Figure collection entries
[Begin]

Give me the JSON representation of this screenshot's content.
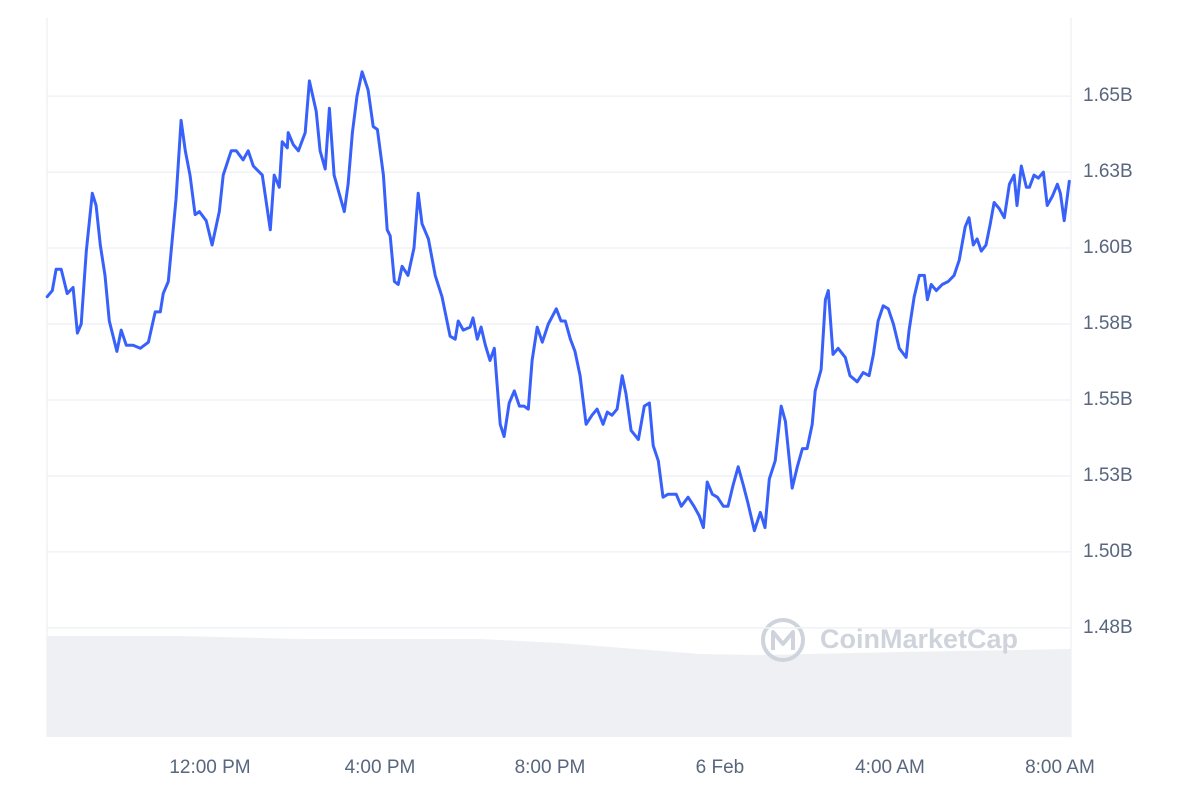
{
  "chart_data": {
    "type": "line",
    "watermark": "CoinMarketCap",
    "color": "#3861fb",
    "x": [
      8.17,
      8.29,
      8.38,
      8.5,
      8.64,
      8.78,
      8.88,
      8.97,
      9.09,
      9.23,
      9.32,
      9.42,
      9.53,
      9.63,
      9.81,
      9.91,
      10.03,
      10.19,
      10.36,
      10.55,
      10.71,
      10.83,
      10.9,
      11.02,
      11.2,
      11.32,
      11.42,
      11.53,
      11.65,
      11.75,
      11.91,
      12.05,
      12.22,
      12.31,
      12.5,
      12.62,
      12.78,
      12.9,
      13.02,
      13.23,
      13.42,
      13.51,
      13.63,
      13.7,
      13.82,
      13.84,
      13.96,
      14.08,
      14.24,
      14.34,
      14.5,
      14.59,
      14.71,
      14.81,
      14.92,
      15.02,
      15.16,
      15.25,
      15.35,
      15.46,
      15.58,
      15.72,
      15.84,
      15.94,
      16.08,
      16.17,
      16.24,
      16.34,
      16.43,
      16.52,
      16.66,
      16.8,
      16.9,
      16.99,
      17.14,
      17.3,
      17.46,
      17.65,
      17.77,
      17.84,
      17.96,
      18.12,
      18.19,
      18.29,
      18.38,
      18.48,
      18.59,
      18.69,
      18.83,
      18.92,
      19.04,
      19.16,
      19.28,
      19.39,
      19.49,
      19.58,
      19.7,
      19.82,
      19.96,
      20.15,
      20.26,
      20.36,
      20.48,
      20.59,
      20.71,
      20.85,
      20.99,
      21.11,
      21.25,
      21.35,
      21.46,
      21.58,
      21.7,
      21.79,
      21.91,
      22.08,
      22.22,
      22.34,
      22.43,
      22.55,
      22.66,
      22.78,
      22.97,
      23.09,
      23.25,
      23.39,
      23.51,
      23.61,
      23.7,
      23.82,
      23.94,
      24.08,
      24.19,
      24.31,
      24.43,
      24.55,
      24.66,
      24.81,
      24.95,
      25.06,
      25.16,
      25.3,
      25.44,
      25.54,
      25.7,
      25.82,
      25.94,
      26.05,
      26.17,
      26.24,
      26.38,
      26.48,
      26.55,
      26.66,
      26.78,
      26.95,
      27.06,
      27.23,
      27.37,
      27.51,
      27.61,
      27.72,
      27.84,
      27.96,
      28.08,
      28.22,
      28.38,
      28.45,
      28.57,
      28.69,
      28.81,
      28.88,
      28.97,
      29.09,
      29.23,
      29.37,
      29.51,
      29.63,
      29.77,
      29.86,
      29.96,
      30.05,
      30.15,
      30.26,
      30.36,
      30.45,
      30.57,
      30.69,
      30.81,
      30.92,
      30.99,
      31.09,
      31.21,
      31.28,
      31.39,
      31.49,
      31.61,
      31.7,
      31.82,
      31.94,
      32.01,
      32.1,
      32.22
    ],
    "values": [
      1.584,
      1.586,
      1.593,
      1.593,
      1.585,
      1.587,
      1.572,
      1.575,
      1.599,
      1.618,
      1.614,
      1.601,
      1.591,
      1.576,
      1.566,
      1.573,
      1.568,
      1.568,
      1.567,
      1.569,
      1.579,
      1.579,
      1.585,
      1.589,
      1.616,
      1.642,
      1.632,
      1.624,
      1.611,
      1.612,
      1.609,
      1.601,
      1.612,
      1.624,
      1.632,
      1.632,
      1.629,
      1.632,
      1.627,
      1.624,
      1.606,
      1.624,
      1.62,
      1.635,
      1.633,
      1.638,
      1.634,
      1.632,
      1.638,
      1.655,
      1.645,
      1.632,
      1.626,
      1.646,
      1.624,
      1.619,
      1.612,
      1.621,
      1.638,
      1.65,
      1.658,
      1.652,
      1.64,
      1.639,
      1.624,
      1.606,
      1.604,
      1.589,
      1.588,
      1.594,
      1.591,
      1.6,
      1.618,
      1.608,
      1.603,
      1.591,
      1.584,
      1.571,
      1.57,
      1.576,
      1.573,
      1.574,
      1.577,
      1.57,
      1.574,
      1.568,
      1.563,
      1.567,
      1.542,
      1.538,
      1.549,
      1.553,
      1.548,
      1.548,
      1.547,
      1.563,
      1.574,
      1.569,
      1.575,
      1.58,
      1.576,
      1.576,
      1.57,
      1.566,
      1.558,
      1.542,
      1.545,
      1.547,
      1.542,
      1.546,
      1.545,
      1.547,
      1.558,
      1.552,
      1.54,
      1.537,
      1.548,
      1.549,
      1.535,
      1.53,
      1.518,
      1.519,
      1.519,
      1.515,
      1.518,
      1.515,
      1.512,
      1.508,
      1.523,
      1.519,
      1.518,
      1.515,
      1.515,
      1.522,
      1.528,
      1.522,
      1.516,
      1.507,
      1.513,
      1.508,
      1.524,
      1.53,
      1.548,
      1.543,
      1.521,
      1.528,
      1.534,
      1.534,
      1.542,
      1.553,
      1.56,
      1.583,
      1.586,
      1.565,
      1.567,
      1.564,
      1.558,
      1.556,
      1.559,
      1.558,
      1.565,
      1.576,
      1.581,
      1.58,
      1.575,
      1.567,
      1.564,
      1.573,
      1.584,
      1.591,
      1.591,
      1.583,
      1.588,
      1.586,
      1.588,
      1.589,
      1.591,
      1.596,
      1.607,
      1.61,
      1.601,
      1.603,
      1.599,
      1.601,
      1.608,
      1.615,
      1.613,
      1.61,
      1.621,
      1.624,
      1.614,
      1.627,
      1.62,
      1.62,
      1.624,
      1.623,
      1.625,
      1.614,
      1.617,
      1.621,
      1.618,
      1.609,
      1.622
    ],
    "xlim": [
      8.165,
      32.26
    ],
    "ylim": [
      1.4391,
      1.6757
    ],
    "xticks": [
      {
        "value": 12,
        "label": "12:00 PM"
      },
      {
        "value": 16,
        "label": "4:00 PM"
      },
      {
        "value": 20,
        "label": "8:00 PM"
      },
      {
        "value": 24,
        "label": "6 Feb"
      },
      {
        "value": 28,
        "label": "4:00 AM"
      },
      {
        "value": 32,
        "label": "8:00 AM"
      }
    ],
    "yticks": [
      {
        "value": 1.475,
        "label": "1.48B"
      },
      {
        "value": 1.5,
        "label": "1.50B"
      },
      {
        "value": 1.525,
        "label": "1.53B"
      },
      {
        "value": 1.55,
        "label": "1.55B"
      },
      {
        "value": 1.575,
        "label": "1.58B"
      },
      {
        "value": 1.6,
        "label": "1.60B"
      },
      {
        "value": 1.625,
        "label": "1.63B"
      },
      {
        "value": 1.65,
        "label": "1.65B"
      }
    ],
    "grid": true
  }
}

[End]

◆ The exercise ◆
Leave out the pictures and output every record above precisely as given.

◆ Exercise solution ◆
Give me the JSON representation of this screenshot's content.
{
  "chart_data": {
    "type": "line",
    "watermark": "CoinMarketCap",
    "color": "#3861fb",
    "x": [
      8.17,
      8.29,
      8.38,
      8.5,
      8.64,
      8.78,
      8.88,
      8.97,
      9.09,
      9.23,
      9.32,
      9.42,
      9.53,
      9.63,
      9.81,
      9.91,
      10.03,
      10.19,
      10.36,
      10.55,
      10.71,
      10.83,
      10.9,
      11.02,
      11.2,
      11.32,
      11.42,
      11.53,
      11.65,
      11.75,
      11.91,
      12.05,
      12.22,
      12.31,
      12.5,
      12.62,
      12.78,
      12.9,
      13.02,
      13.23,
      13.42,
      13.51,
      13.63,
      13.7,
      13.82,
      13.84,
      13.96,
      14.08,
      14.24,
      14.34,
      14.5,
      14.59,
      14.71,
      14.81,
      14.92,
      15.02,
      15.16,
      15.25,
      15.35,
      15.46,
      15.58,
      15.72,
      15.84,
      15.94,
      16.08,
      16.17,
      16.24,
      16.34,
      16.43,
      16.52,
      16.66,
      16.8,
      16.9,
      16.99,
      17.14,
      17.3,
      17.46,
      17.65,
      17.77,
      17.84,
      17.96,
      18.12,
      18.19,
      18.29,
      18.38,
      18.48,
      18.59,
      18.69,
      18.83,
      18.92,
      19.04,
      19.16,
      19.28,
      19.39,
      19.49,
      19.58,
      19.7,
      19.82,
      19.96,
      20.15,
      20.26,
      20.36,
      20.48,
      20.59,
      20.71,
      20.85,
      20.99,
      21.11,
      21.25,
      21.35,
      21.46,
      21.58,
      21.7,
      21.79,
      21.91,
      22.08,
      22.22,
      22.34,
      22.43,
      22.55,
      22.66,
      22.78,
      22.97,
      23.09,
      23.25,
      23.39,
      23.51,
      23.61,
      23.7,
      23.82,
      23.94,
      24.08,
      24.19,
      24.31,
      24.43,
      24.55,
      24.66,
      24.81,
      24.95,
      25.06,
      25.16,
      25.3,
      25.44,
      25.54,
      25.7,
      25.82,
      25.94,
      26.05,
      26.17,
      26.24,
      26.38,
      26.48,
      26.55,
      26.66,
      26.78,
      26.95,
      27.06,
      27.23,
      27.37,
      27.51,
      27.61,
      27.72,
      27.84,
      27.96,
      28.08,
      28.22,
      28.38,
      28.45,
      28.57,
      28.69,
      28.81,
      28.88,
      28.97,
      29.09,
      29.23,
      29.37,
      29.51,
      29.63,
      29.77,
      29.86,
      29.96,
      30.05,
      30.15,
      30.26,
      30.36,
      30.45,
      30.57,
      30.69,
      30.81,
      30.92,
      30.99,
      31.09,
      31.21,
      31.28,
      31.39,
      31.49,
      31.61,
      31.7,
      31.82,
      31.94,
      32.01,
      32.1,
      32.22
    ],
    "values": [
      1.584,
      1.586,
      1.593,
      1.593,
      1.585,
      1.587,
      1.572,
      1.575,
      1.599,
      1.618,
      1.614,
      1.601,
      1.591,
      1.576,
      1.566,
      1.573,
      1.568,
      1.568,
      1.567,
      1.569,
      1.579,
      1.579,
      1.585,
      1.589,
      1.616,
      1.642,
      1.632,
      1.624,
      1.611,
      1.612,
      1.609,
      1.601,
      1.612,
      1.624,
      1.632,
      1.632,
      1.629,
      1.632,
      1.627,
      1.624,
      1.606,
      1.624,
      1.62,
      1.635,
      1.633,
      1.638,
      1.634,
      1.632,
      1.638,
      1.655,
      1.645,
      1.632,
      1.626,
      1.646,
      1.624,
      1.619,
      1.612,
      1.621,
      1.638,
      1.65,
      1.658,
      1.652,
      1.64,
      1.639,
      1.624,
      1.606,
      1.604,
      1.589,
      1.588,
      1.594,
      1.591,
      1.6,
      1.618,
      1.608,
      1.603,
      1.591,
      1.584,
      1.571,
      1.57,
      1.576,
      1.573,
      1.574,
      1.577,
      1.57,
      1.574,
      1.568,
      1.563,
      1.567,
      1.542,
      1.538,
      1.549,
      1.553,
      1.548,
      1.548,
      1.547,
      1.563,
      1.574,
      1.569,
      1.575,
      1.58,
      1.576,
      1.576,
      1.57,
      1.566,
      1.558,
      1.542,
      1.545,
      1.547,
      1.542,
      1.546,
      1.545,
      1.547,
      1.558,
      1.552,
      1.54,
      1.537,
      1.548,
      1.549,
      1.535,
      1.53,
      1.518,
      1.519,
      1.519,
      1.515,
      1.518,
      1.515,
      1.512,
      1.508,
      1.523,
      1.519,
      1.518,
      1.515,
      1.515,
      1.522,
      1.528,
      1.522,
      1.516,
      1.507,
      1.513,
      1.508,
      1.524,
      1.53,
      1.548,
      1.543,
      1.521,
      1.528,
      1.534,
      1.534,
      1.542,
      1.553,
      1.56,
      1.583,
      1.586,
      1.565,
      1.567,
      1.564,
      1.558,
      1.556,
      1.559,
      1.558,
      1.565,
      1.576,
      1.581,
      1.58,
      1.575,
      1.567,
      1.564,
      1.573,
      1.584,
      1.591,
      1.591,
      1.583,
      1.588,
      1.586,
      1.588,
      1.589,
      1.591,
      1.596,
      1.607,
      1.61,
      1.601,
      1.603,
      1.599,
      1.601,
      1.608,
      1.615,
      1.613,
      1.61,
      1.621,
      1.624,
      1.614,
      1.627,
      1.62,
      1.62,
      1.624,
      1.623,
      1.625,
      1.614,
      1.617,
      1.621,
      1.618,
      1.609,
      1.622
    ],
    "xlim": [
      8.165,
      32.26
    ],
    "ylim": [
      1.4391,
      1.6757
    ],
    "xticks": [
      {
        "value": 12,
        "label": "12:00 PM"
      },
      {
        "value": 16,
        "label": "4:00 PM"
      },
      {
        "value": 20,
        "label": "8:00 PM"
      },
      {
        "value": 24,
        "label": "6 Feb"
      },
      {
        "value": 28,
        "label": "4:00 AM"
      },
      {
        "value": 32,
        "label": "8:00 AM"
      }
    ],
    "yticks": [
      {
        "value": 1.475,
        "label": "1.48B"
      },
      {
        "value": 1.5,
        "label": "1.50B"
      },
      {
        "value": 1.525,
        "label": "1.53B"
      },
      {
        "value": 1.55,
        "label": "1.55B"
      },
      {
        "value": 1.575,
        "label": "1.58B"
      },
      {
        "value": 1.6,
        "label": "1.60B"
      },
      {
        "value": 1.625,
        "label": "1.63B"
      },
      {
        "value": 1.65,
        "label": "1.65B"
      }
    ],
    "grid": true
  }
}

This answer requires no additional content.